**SOURCE RECORDS**.
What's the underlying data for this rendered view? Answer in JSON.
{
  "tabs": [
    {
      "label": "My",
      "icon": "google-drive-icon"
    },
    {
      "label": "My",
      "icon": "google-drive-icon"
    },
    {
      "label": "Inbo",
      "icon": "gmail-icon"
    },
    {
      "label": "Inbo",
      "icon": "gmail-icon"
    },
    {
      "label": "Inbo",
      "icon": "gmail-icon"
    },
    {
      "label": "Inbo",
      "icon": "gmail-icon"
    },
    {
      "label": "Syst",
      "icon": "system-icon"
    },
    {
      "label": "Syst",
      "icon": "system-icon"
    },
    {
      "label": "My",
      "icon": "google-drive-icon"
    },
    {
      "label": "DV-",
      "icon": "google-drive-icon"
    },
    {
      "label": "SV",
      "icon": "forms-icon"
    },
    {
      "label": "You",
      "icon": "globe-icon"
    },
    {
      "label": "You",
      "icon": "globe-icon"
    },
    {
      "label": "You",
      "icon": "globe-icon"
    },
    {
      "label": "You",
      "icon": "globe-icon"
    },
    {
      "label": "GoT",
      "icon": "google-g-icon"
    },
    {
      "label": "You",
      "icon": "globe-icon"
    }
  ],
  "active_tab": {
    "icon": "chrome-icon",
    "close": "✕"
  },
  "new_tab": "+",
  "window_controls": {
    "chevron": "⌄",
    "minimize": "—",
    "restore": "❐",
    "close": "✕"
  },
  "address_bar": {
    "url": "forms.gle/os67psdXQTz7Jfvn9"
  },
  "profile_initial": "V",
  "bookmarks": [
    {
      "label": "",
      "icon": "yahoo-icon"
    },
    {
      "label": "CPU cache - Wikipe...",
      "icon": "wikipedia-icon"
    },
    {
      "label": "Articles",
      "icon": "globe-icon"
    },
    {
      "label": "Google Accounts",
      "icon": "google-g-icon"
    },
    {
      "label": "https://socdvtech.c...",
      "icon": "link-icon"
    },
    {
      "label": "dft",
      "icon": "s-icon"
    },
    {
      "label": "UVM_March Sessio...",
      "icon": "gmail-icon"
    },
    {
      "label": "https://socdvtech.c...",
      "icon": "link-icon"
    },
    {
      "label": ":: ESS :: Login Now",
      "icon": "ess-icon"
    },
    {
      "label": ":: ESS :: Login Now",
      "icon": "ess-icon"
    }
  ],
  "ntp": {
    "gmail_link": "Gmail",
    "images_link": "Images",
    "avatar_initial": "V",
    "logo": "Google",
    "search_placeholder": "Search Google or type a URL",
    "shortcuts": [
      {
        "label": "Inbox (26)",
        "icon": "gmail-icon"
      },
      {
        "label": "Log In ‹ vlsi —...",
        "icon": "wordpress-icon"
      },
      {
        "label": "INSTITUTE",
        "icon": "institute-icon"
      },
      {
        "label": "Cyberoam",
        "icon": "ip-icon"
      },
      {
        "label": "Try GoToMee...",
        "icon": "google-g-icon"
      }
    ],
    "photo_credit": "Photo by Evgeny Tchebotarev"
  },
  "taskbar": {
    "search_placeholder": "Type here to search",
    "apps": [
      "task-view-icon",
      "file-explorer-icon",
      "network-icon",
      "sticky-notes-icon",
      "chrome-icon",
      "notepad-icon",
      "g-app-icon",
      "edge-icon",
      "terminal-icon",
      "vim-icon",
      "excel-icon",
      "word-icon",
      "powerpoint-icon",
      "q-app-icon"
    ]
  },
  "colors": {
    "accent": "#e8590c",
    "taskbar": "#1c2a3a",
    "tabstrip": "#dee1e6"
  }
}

**EXERCISE DESCRIPTION**. Your task is to repeat the data exactly, with nothing left out.

**RESPONSE FOR THIS EXERCISE**.
What's the underlying data for this rendered view? Answer in JSON.
{
  "tabs": [
    {
      "label": "My",
      "icon": "google-drive-icon"
    },
    {
      "label": "My",
      "icon": "google-drive-icon"
    },
    {
      "label": "Inbo",
      "icon": "gmail-icon"
    },
    {
      "label": "Inbo",
      "icon": "gmail-icon"
    },
    {
      "label": "Inbo",
      "icon": "gmail-icon"
    },
    {
      "label": "Inbo",
      "icon": "gmail-icon"
    },
    {
      "label": "Syst",
      "icon": "system-icon"
    },
    {
      "label": "Syst",
      "icon": "system-icon"
    },
    {
      "label": "My",
      "icon": "google-drive-icon"
    },
    {
      "label": "DV-",
      "icon": "google-drive-icon"
    },
    {
      "label": "SV",
      "icon": "forms-icon"
    },
    {
      "label": "You",
      "icon": "globe-icon"
    },
    {
      "label": "You",
      "icon": "globe-icon"
    },
    {
      "label": "You",
      "icon": "globe-icon"
    },
    {
      "label": "You",
      "icon": "globe-icon"
    },
    {
      "label": "GoT",
      "icon": "google-g-icon"
    },
    {
      "label": "You",
      "icon": "globe-icon"
    }
  ],
  "active_tab": {
    "icon": "chrome-icon",
    "close": "✕"
  },
  "new_tab": "+",
  "window_controls": {
    "chevron": "⌄",
    "minimize": "—",
    "restore": "❐",
    "close": "✕"
  },
  "address_bar": {
    "url": "forms.gle/os67psdXQTz7Jfvn9"
  },
  "profile_initial": "V",
  "bookmarks": [
    {
      "label": "",
      "icon": "yahoo-icon"
    },
    {
      "label": "CPU cache - Wikipe...",
      "icon": "wikipedia-icon"
    },
    {
      "label": "Articles",
      "icon": "globe-icon"
    },
    {
      "label": "Google Accounts",
      "icon": "google-g-icon"
    },
    {
      "label": "https://socdvtech.c...",
      "icon": "link-icon"
    },
    {
      "label": "dft",
      "icon": "s-icon"
    },
    {
      "label": "UVM_March Sessio...",
      "icon": "gmail-icon"
    },
    {
      "label": "https://socdvtech.c...",
      "icon": "link-icon"
    },
    {
      "label": ":: ESS :: Login Now",
      "icon": "ess-icon"
    },
    {
      "label": ":: ESS :: Login Now",
      "icon": "ess-icon"
    }
  ],
  "ntp": {
    "gmail_link": "Gmail",
    "images_link": "Images",
    "avatar_initial": "V",
    "logo": "Google",
    "search_placeholder": "Search Google or type a URL",
    "shortcuts": [
      {
        "label": "Inbox (26)",
        "icon": "gmail-icon"
      },
      {
        "label": "Log In ‹ vlsi —...",
        "icon": "wordpress-icon"
      },
      {
        "label": "INSTITUTE",
        "icon": "institute-icon"
      },
      {
        "label": "Cyberoam",
        "icon": "ip-icon"
      },
      {
        "label": "Try GoToMee...",
        "icon": "google-g-icon"
      }
    ],
    "photo_credit": "Photo by Evgeny Tchebotarev"
  },
  "taskbar": {
    "search_placeholder": "Type here to search",
    "apps": [
      "task-view-icon",
      "file-explorer-icon",
      "network-icon",
      "sticky-notes-icon",
      "chrome-icon",
      "notepad-icon",
      "g-app-icon",
      "edge-icon",
      "terminal-icon",
      "vim-icon",
      "excel-icon",
      "word-icon",
      "powerpoint-icon",
      "q-app-icon"
    ]
  },
  "colors": {
    "accent": "#e8590c",
    "taskbar": "#1c2a3a",
    "tabstrip": "#dee1e6"
  }
}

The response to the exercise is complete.